_THE INPUT_

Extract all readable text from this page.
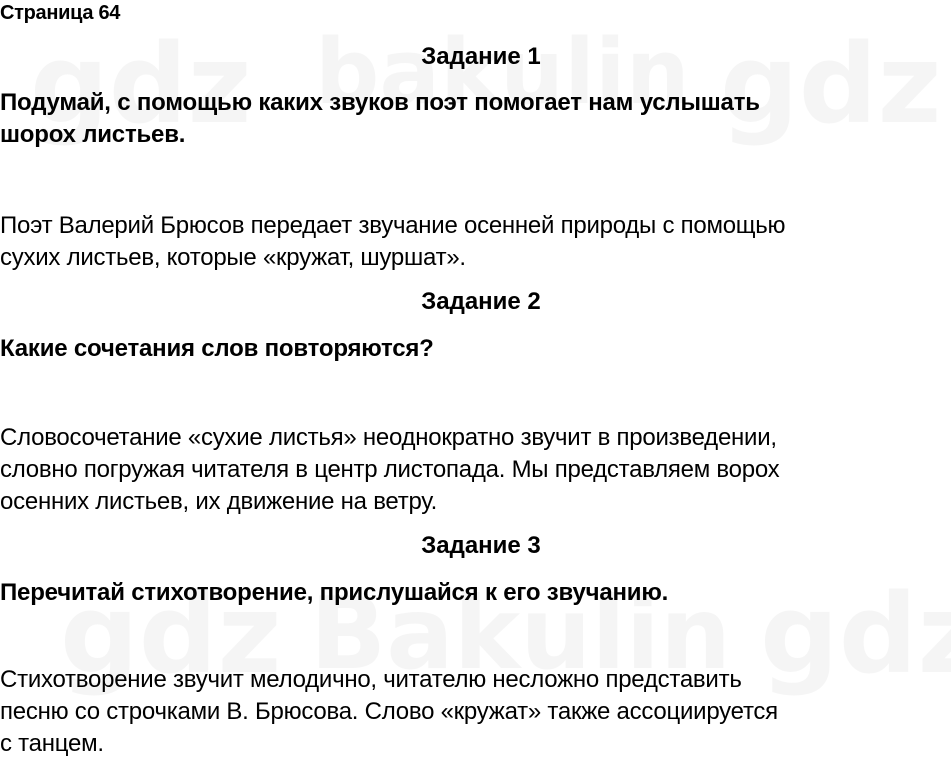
Страница 64
Задание 1
Подумай, с помощью каких звуков поэт помогает нам услышать
шорох листьев.
Поэт Валерий Брюсов передает звучание осенней природы с помощью
сухих листьев, которые «кружат, шуршат».
Задание 2
Какие сочетания слов повторяются?
Словосочетание «сухие листья» неоднократно звучит в произведении,
словно погружая читателя в центр листопада. Мы представляем ворох
осенних листьев, их движение на ветру.
Задание 3
Перечитай стихотворение, прислушайся к его звучанию.
Стихотворение звучит мелодично, читателю несложно представить
песню со строчками В. Брюсова. Слово «кружат» также ассоциируется
с танцем.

_DO THIS_
Exclude the images and reproduce the remaining data exactly.

_EXERCISE RESULT_
Extract all readable text from this page.
Страница 64
Задание 1
Подумай, с помощью каких звуков поэт помогает нам услышать
шорох листьев.
Поэт Валерий Брюсов передает звучание осенней природы с помощью
сухих листьев, которые «кружат, шуршат».
Задание 2
Какие сочетания слов повторяются?
Словосочетание «сухие листья» неоднократно звучит в произведении,
словно погружая читателя в центр листопада. Мы представляем ворох
осенних листьев, их движение на ветру.
Задание 3
Перечитай стихотворение, прислушайся к его звучанию.
Стихотворение звучит мелодично, читателю несложно представить
песню со строчками В. Брюсова. Слово «кружат» также ассоциируется
с танцем.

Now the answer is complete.